### MATERIAL SHOWN

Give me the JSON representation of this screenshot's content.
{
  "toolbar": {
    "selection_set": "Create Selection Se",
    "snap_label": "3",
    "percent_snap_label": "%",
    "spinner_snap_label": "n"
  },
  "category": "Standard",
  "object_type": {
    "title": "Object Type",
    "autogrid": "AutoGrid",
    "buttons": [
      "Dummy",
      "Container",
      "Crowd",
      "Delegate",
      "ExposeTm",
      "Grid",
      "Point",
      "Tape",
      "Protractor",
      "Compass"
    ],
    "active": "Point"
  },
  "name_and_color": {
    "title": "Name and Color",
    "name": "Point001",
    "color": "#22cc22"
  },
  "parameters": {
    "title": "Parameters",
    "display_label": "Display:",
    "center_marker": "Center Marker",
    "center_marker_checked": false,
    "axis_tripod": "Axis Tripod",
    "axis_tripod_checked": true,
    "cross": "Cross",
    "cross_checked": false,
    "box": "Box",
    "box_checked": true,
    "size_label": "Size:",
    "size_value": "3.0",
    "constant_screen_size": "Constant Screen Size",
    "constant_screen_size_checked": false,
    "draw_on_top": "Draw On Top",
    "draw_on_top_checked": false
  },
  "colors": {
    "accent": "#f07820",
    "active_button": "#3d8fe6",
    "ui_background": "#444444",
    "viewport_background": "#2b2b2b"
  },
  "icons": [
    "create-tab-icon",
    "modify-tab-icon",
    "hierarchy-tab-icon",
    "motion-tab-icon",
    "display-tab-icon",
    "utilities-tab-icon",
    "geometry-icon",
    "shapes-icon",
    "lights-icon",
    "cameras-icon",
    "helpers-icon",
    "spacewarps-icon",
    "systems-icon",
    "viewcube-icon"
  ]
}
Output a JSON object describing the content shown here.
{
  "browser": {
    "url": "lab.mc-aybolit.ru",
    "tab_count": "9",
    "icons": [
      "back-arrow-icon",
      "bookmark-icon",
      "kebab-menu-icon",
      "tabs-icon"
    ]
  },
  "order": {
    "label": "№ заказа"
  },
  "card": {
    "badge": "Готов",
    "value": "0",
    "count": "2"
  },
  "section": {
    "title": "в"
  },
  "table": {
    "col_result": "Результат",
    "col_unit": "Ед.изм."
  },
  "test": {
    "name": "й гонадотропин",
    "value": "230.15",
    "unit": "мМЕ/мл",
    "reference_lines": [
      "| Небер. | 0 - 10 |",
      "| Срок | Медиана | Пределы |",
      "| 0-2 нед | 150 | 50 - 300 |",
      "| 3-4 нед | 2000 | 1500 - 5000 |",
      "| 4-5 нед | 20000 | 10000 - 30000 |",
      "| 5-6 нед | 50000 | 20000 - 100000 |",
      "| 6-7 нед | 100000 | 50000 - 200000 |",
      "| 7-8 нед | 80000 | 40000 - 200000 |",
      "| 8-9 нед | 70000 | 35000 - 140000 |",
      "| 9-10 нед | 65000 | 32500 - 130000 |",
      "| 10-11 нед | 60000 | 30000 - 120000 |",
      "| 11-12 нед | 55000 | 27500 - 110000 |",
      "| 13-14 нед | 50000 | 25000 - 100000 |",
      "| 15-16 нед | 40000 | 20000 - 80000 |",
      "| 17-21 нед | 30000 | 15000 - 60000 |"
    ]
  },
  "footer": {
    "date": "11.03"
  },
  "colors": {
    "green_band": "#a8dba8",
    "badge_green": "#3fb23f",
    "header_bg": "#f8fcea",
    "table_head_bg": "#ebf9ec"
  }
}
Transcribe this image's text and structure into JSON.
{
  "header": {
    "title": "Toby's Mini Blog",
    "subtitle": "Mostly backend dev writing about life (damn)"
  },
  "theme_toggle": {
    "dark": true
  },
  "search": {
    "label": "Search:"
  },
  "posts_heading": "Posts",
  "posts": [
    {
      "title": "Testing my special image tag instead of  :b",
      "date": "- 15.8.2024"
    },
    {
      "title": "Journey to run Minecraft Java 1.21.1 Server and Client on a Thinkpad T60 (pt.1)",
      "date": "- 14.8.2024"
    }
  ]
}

######

Each line must be given again exactly as written above.

▶ _RIGHT ANSWER_:
Give me the JSON representation of this screenshot's content.
{
  "toolbar": {
    "selection_set": "Create Selection Se",
    "snap_label": "3",
    "percent_snap_label": "%",
    "spinner_snap_label": "n"
  },
  "category": "Standard",
  "object_type": {
    "title": "Object Type",
    "autogrid": "AutoGrid",
    "buttons": [
      "Dummy",
      "Container",
      "Crowd",
      "Delegate",
      "ExposeTm",
      "Grid",
      "Point",
      "Tape",
      "Protractor",
      "Compass"
    ],
    "active": "Point"
  },
  "name_and_color": {
    "title": "Name and Color",
    "name": "Point001",
    "color": "#22cc22"
  },
  "parameters": {
    "title": "Parameters",
    "display_label": "Display:",
    "center_marker": "Center Marker",
    "center_marker_checked": false,
    "axis_tripod": "Axis Tripod",
    "axis_tripod_checked": true,
    "cross": "Cross",
    "cross_checked": false,
    "box": "Box",
    "box_checked": true,
    "size_label": "Size:",
    "size_value": "3.0",
    "constant_screen_size": "Constant Screen Size",
    "constant_screen_size_checked": false,
    "draw_on_top": "Draw On Top",
    "draw_on_top_checked": false
  },
  "colors": {
    "accent": "#f07820",
    "active_button": "#3d8fe6",
    "ui_background": "#444444",
    "viewport_background": "#2b2b2b"
  },
  "icons": [
    "create-tab-icon",
    "modify-tab-icon",
    "hierarchy-tab-icon",
    "motion-tab-icon",
    "display-tab-icon",
    "utilities-tab-icon",
    "geometry-icon",
    "shapes-icon",
    "lights-icon",
    "cameras-icon",
    "helpers-icon",
    "spacewarps-icon",
    "systems-icon",
    "viewcube-icon"
  ]
}
Output a JSON object describing the content shown here.
{
  "browser": {
    "url": "lab.mc-aybolit.ru",
    "tab_count": "9",
    "icons": [
      "back-arrow-icon",
      "bookmark-icon",
      "kebab-menu-icon",
      "tabs-icon"
    ]
  },
  "order": {
    "label": "№ заказа"
  },
  "card": {
    "badge": "Готов",
    "value": "0",
    "count": "2"
  },
  "section": {
    "title": "в"
  },
  "table": {
    "col_result": "Результат",
    "col_unit": "Ед.изм."
  },
  "test": {
    "name": "й гонадотропин",
    "value": "230.15",
    "unit": "мМЕ/мл",
    "reference_lines": [
      "| Небер. | 0 - 10 |",
      "| Срок | Медиана | Пределы |",
      "| 0-2 нед | 150 | 50 - 300 |",
      "| 3-4 нед | 2000 | 1500 - 5000 |",
      "| 4-5 нед | 20000 | 10000 - 30000 |",
      "| 5-6 нед | 50000 | 20000 - 100000 |",
      "| 6-7 нед | 100000 | 50000 - 200000 |",
      "| 7-8 нед | 80000 | 40000 - 200000 |",
      "| 8-9 нед | 70000 | 35000 - 140000 |",
      "| 9-10 нед | 65000 | 32500 - 130000 |",
      "| 10-11 нед | 60000 | 30000 - 120000 |",
      "| 11-12 нед | 55000 | 27500 - 110000 |",
      "| 13-14 нед | 50000 | 25000 - 100000 |",
      "| 15-16 нед | 40000 | 20000 - 80000 |",
      "| 17-21 нед | 30000 | 15000 - 60000 |"
    ]
  },
  "footer": {
    "date": "11.03"
  },
  "colors": {
    "green_band": "#a8dba8",
    "badge_green": "#3fb23f",
    "header_bg": "#f8fcea",
    "table_head_bg": "#ebf9ec"
  }
}
Transcribe this image's text and structure into JSON.
{
  "header": {
    "title": "Toby's Mini Blog",
    "subtitle": "Mostly backend dev writing about life (damn)"
  },
  "theme_toggle": {
    "dark": true
  },
  "search": {
    "label": "Search:"
  },
  "posts_heading": "Posts",
  "posts": [
    {
      "title": "Testing my special image tag instead of  :b",
      "date": "- 15.8.2024"
    },
    {
      "title": "Journey to run Minecraft Java 1.21.1 Server and Client on a Thinkpad T60 (pt.1)",
      "date": "- 14.8.2024"
    }
  ]
}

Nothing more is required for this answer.